### Work to complete
Can you pull out each line of the data below that includes the word "name"?

───── The records ─────

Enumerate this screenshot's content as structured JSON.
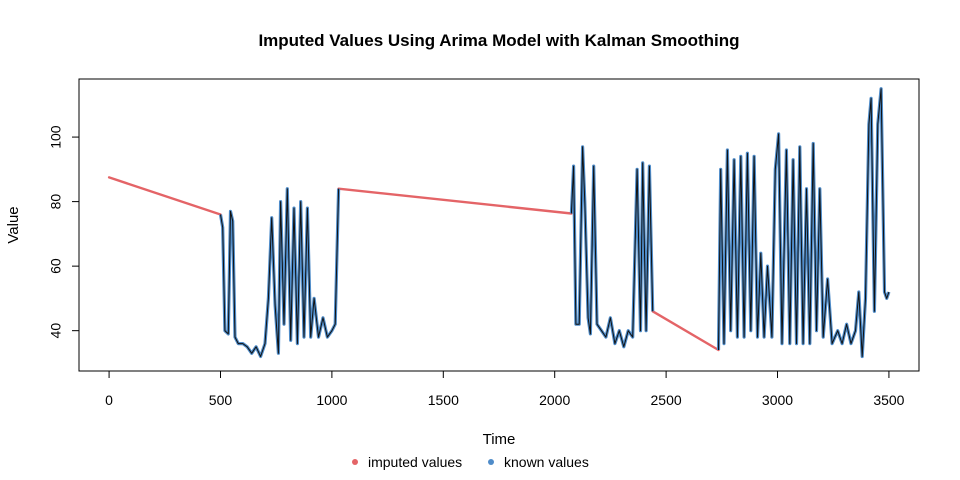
{
  "chart_data": {
    "type": "line",
    "title": "Imputed Values Using Arima Model with Kalman Smoothing",
    "xlabel": "Time",
    "ylabel": "Value",
    "xlim": [
      -135,
      3635
    ],
    "ylim": [
      27.5,
      118
    ],
    "x_ticks": [
      0,
      500,
      1000,
      1500,
      2000,
      2500,
      3000,
      3500
    ],
    "x_tick_labels": [
      "0",
      "500",
      "1000",
      "1500",
      "2000",
      "2500",
      "3000",
      "3500"
    ],
    "y_ticks": [
      40,
      60,
      80,
      100
    ],
    "y_tick_labels": [
      "40",
      "60",
      "80",
      "100"
    ],
    "grid": false,
    "legend_position": "bottom",
    "series": [
      {
        "name": "imputed values",
        "color": "#E46467",
        "segments": [
          [
            [
              0,
              87.5
            ],
            [
              500,
              76
            ]
          ],
          [
            [
              1030,
              84
            ],
            [
              2075,
              76.3
            ]
          ],
          [
            [
              2440,
              46
            ],
            [
              2735,
              34
            ]
          ]
        ]
      },
      {
        "name": "known values",
        "color": "#4F8CC9",
        "segments": [
          [
            [
              500,
              76
            ],
            [
              510,
              72
            ],
            [
              520,
              40
            ],
            [
              535,
              39
            ],
            [
              545,
              77
            ],
            [
              555,
              74
            ],
            [
              565,
              38
            ],
            [
              580,
              36
            ],
            [
              600,
              36
            ],
            [
              620,
              35
            ],
            [
              640,
              33
            ],
            [
              660,
              35
            ],
            [
              680,
              32
            ],
            [
              700,
              36
            ],
            [
              715,
              50
            ],
            [
              730,
              75
            ],
            [
              745,
              48
            ],
            [
              760,
              33
            ],
            [
              770,
              80
            ],
            [
              785,
              42
            ],
            [
              800,
              84
            ],
            [
              815,
              37
            ],
            [
              830,
              78
            ],
            [
              845,
              36
            ],
            [
              860,
              80
            ],
            [
              875,
              38
            ],
            [
              890,
              78
            ],
            [
              905,
              38
            ],
            [
              920,
              50
            ],
            [
              940,
              38
            ],
            [
              960,
              44
            ],
            [
              980,
              38
            ],
            [
              1000,
              40
            ],
            [
              1015,
              42
            ],
            [
              1030,
              84
            ]
          ],
          [
            [
              2075,
              76.3
            ],
            [
              2085,
              91
            ],
            [
              2095,
              42
            ],
            [
              2110,
              42
            ],
            [
              2125,
              97
            ],
            [
              2135,
              80
            ],
            [
              2150,
              44
            ],
            [
              2160,
              39
            ],
            [
              2175,
              91
            ],
            [
              2190,
              42
            ],
            [
              2210,
              40
            ],
            [
              2230,
              38
            ],
            [
              2250,
              44
            ],
            [
              2270,
              36
            ],
            [
              2290,
              40
            ],
            [
              2310,
              35
            ],
            [
              2330,
              40
            ],
            [
              2350,
              38
            ],
            [
              2370,
              90
            ],
            [
              2385,
              40
            ],
            [
              2395,
              92
            ],
            [
              2410,
              40
            ],
            [
              2425,
              91
            ],
            [
              2440,
              46
            ]
          ],
          [
            [
              2735,
              34
            ],
            [
              2745,
              90
            ],
            [
              2760,
              36
            ],
            [
              2775,
              96
            ],
            [
              2790,
              40
            ],
            [
              2805,
              93
            ],
            [
              2820,
              38
            ],
            [
              2835,
              94
            ],
            [
              2850,
              38
            ],
            [
              2865,
              95
            ],
            [
              2880,
              40
            ],
            [
              2895,
              94
            ],
            [
              2910,
              38
            ],
            [
              2925,
              64
            ],
            [
              2940,
              38
            ],
            [
              2955,
              60
            ],
            [
              2975,
              38
            ],
            [
              2990,
              90
            ],
            [
              3005,
              101
            ],
            [
              3020,
              36
            ],
            [
              3040,
              96
            ],
            [
              3055,
              36
            ],
            [
              3070,
              93
            ],
            [
              3085,
              36
            ],
            [
              3100,
              97
            ],
            [
              3115,
              36
            ],
            [
              3130,
              84
            ],
            [
              3145,
              36
            ],
            [
              3160,
              98
            ],
            [
              3175,
              40
            ],
            [
              3190,
              84
            ],
            [
              3205,
              38
            ],
            [
              3225,
              56
            ],
            [
              3245,
              36
            ],
            [
              3270,
              40
            ],
            [
              3290,
              36
            ],
            [
              3310,
              42
            ],
            [
              3330,
              36
            ],
            [
              3350,
              40
            ],
            [
              3365,
              52
            ],
            [
              3380,
              32
            ],
            [
              3395,
              50
            ],
            [
              3410,
              104
            ],
            [
              3420,
              112
            ],
            [
              3435,
              46
            ],
            [
              3450,
              104
            ],
            [
              3465,
              115
            ],
            [
              3480,
              52
            ],
            [
              3490,
              50
            ],
            [
              3500,
              52
            ]
          ]
        ]
      }
    ]
  }
}
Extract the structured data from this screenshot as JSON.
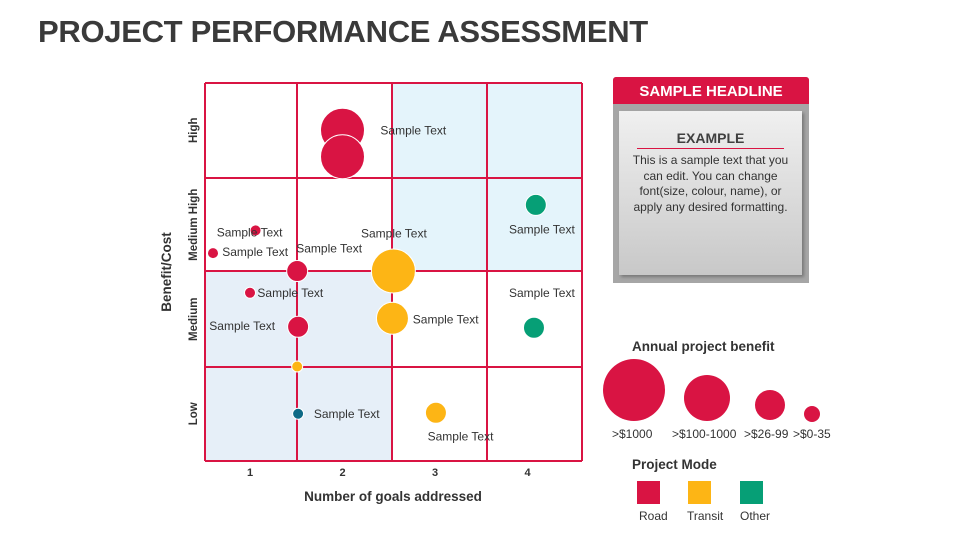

─────

### Answer in full
        "name": "imputed values",
        "name": "known values",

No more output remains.